Determine which lines of the records include the word "below", and copy them.

Start

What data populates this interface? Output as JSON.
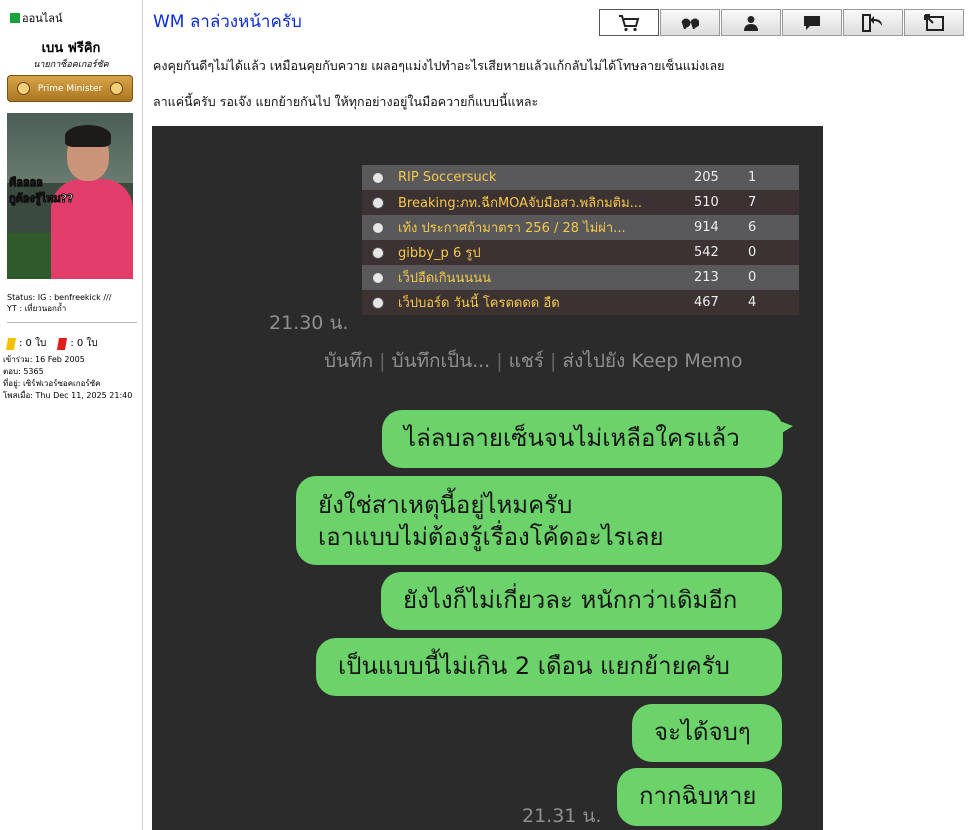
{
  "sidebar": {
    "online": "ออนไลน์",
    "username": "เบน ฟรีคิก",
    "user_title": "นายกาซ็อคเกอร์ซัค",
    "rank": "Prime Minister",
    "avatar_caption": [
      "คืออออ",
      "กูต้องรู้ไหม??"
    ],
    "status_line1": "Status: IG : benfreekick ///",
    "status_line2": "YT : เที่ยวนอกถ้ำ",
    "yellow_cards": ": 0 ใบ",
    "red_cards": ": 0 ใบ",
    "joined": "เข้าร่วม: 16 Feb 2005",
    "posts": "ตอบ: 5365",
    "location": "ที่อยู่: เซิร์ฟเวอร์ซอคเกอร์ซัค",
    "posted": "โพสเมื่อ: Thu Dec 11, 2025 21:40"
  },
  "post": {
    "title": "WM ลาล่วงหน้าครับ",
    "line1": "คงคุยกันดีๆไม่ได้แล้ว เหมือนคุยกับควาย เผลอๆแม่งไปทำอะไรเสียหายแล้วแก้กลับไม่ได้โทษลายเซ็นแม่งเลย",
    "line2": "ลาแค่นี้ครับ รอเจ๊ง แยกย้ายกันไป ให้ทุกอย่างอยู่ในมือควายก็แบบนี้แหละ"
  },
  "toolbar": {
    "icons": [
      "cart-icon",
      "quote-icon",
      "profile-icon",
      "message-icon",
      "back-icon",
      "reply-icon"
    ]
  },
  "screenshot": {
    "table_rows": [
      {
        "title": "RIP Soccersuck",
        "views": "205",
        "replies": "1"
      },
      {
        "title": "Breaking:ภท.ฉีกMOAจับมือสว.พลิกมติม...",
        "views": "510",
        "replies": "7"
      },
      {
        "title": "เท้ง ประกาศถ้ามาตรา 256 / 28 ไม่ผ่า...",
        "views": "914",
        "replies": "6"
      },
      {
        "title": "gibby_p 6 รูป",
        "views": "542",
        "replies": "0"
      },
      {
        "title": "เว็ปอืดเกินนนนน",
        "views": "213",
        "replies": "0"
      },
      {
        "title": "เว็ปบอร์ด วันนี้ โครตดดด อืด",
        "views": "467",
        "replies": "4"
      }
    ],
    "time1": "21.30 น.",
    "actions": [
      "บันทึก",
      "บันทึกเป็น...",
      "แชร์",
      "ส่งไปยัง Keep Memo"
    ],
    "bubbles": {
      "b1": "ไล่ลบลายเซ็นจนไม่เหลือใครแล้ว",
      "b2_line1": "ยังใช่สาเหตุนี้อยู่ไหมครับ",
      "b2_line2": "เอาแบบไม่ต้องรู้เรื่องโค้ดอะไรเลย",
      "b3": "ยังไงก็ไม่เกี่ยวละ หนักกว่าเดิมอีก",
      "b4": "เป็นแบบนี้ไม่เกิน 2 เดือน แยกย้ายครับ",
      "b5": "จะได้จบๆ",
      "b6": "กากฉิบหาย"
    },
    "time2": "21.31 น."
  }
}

End
Start

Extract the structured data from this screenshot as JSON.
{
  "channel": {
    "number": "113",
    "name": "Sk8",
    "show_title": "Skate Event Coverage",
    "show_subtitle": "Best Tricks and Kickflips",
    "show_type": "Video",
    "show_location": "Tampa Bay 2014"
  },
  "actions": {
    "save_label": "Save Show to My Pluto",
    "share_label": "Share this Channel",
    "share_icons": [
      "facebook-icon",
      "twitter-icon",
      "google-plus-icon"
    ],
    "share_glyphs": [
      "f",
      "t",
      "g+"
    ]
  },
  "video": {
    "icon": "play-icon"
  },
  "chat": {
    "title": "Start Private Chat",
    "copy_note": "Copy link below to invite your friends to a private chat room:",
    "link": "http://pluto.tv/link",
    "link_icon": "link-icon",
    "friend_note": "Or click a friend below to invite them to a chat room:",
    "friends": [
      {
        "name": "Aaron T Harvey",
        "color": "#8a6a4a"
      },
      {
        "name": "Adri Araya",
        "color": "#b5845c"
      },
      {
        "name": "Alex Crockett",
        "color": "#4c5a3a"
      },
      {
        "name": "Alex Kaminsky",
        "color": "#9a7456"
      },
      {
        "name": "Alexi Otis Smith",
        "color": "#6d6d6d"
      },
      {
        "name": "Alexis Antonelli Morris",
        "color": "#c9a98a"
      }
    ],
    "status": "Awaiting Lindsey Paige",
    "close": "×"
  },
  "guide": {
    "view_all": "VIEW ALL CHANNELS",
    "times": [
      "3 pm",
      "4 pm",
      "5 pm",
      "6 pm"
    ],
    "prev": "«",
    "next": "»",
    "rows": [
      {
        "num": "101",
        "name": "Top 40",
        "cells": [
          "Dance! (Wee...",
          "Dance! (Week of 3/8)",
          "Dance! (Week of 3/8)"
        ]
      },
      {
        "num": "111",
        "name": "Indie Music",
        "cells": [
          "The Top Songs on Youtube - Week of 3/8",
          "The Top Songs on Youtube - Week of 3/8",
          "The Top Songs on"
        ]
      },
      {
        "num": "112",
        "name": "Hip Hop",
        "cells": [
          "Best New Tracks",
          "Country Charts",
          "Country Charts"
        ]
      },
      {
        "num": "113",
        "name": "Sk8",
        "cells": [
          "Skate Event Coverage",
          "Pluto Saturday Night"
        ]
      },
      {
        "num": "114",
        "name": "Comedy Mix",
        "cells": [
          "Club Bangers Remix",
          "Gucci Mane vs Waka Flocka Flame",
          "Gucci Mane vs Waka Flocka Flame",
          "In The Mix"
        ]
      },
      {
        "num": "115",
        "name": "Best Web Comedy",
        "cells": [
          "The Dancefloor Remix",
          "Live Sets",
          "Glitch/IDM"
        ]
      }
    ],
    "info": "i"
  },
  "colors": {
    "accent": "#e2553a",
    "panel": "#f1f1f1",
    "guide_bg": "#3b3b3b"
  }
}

End
Start

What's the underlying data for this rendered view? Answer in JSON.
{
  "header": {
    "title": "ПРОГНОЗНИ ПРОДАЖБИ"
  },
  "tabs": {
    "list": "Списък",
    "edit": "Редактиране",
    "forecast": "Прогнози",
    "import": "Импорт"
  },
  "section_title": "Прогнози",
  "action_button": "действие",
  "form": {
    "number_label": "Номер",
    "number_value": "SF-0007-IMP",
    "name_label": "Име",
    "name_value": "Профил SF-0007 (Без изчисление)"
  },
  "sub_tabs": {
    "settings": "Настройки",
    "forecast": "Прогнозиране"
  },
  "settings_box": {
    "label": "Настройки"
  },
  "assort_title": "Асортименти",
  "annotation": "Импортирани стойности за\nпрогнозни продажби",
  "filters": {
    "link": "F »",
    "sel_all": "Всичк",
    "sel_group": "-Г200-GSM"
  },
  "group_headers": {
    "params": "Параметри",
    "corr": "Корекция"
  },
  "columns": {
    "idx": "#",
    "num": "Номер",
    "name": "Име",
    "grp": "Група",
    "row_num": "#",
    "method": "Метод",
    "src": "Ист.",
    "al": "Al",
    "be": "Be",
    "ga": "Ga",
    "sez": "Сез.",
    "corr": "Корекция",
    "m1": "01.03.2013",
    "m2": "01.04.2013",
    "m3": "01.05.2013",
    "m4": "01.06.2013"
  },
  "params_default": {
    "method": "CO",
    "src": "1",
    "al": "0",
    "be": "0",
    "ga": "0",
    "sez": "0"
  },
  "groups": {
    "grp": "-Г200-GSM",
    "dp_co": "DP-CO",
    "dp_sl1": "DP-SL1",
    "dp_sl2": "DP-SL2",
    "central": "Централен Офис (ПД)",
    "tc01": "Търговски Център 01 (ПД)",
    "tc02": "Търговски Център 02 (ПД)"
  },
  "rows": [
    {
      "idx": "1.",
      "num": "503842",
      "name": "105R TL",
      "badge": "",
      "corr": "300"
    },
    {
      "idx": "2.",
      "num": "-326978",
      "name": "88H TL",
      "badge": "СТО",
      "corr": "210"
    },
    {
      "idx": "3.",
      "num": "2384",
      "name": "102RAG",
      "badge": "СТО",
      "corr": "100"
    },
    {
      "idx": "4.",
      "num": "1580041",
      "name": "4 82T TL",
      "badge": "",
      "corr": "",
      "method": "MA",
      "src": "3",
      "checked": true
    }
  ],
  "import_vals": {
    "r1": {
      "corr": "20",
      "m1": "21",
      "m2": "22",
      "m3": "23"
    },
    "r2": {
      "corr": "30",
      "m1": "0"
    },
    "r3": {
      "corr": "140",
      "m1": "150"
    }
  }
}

End

• [Full output]:
    "copy_note": "Copy link below to invite your friends to a private chat room:",
    "friend_note": "Or click a friend below to invite them to a chat room:",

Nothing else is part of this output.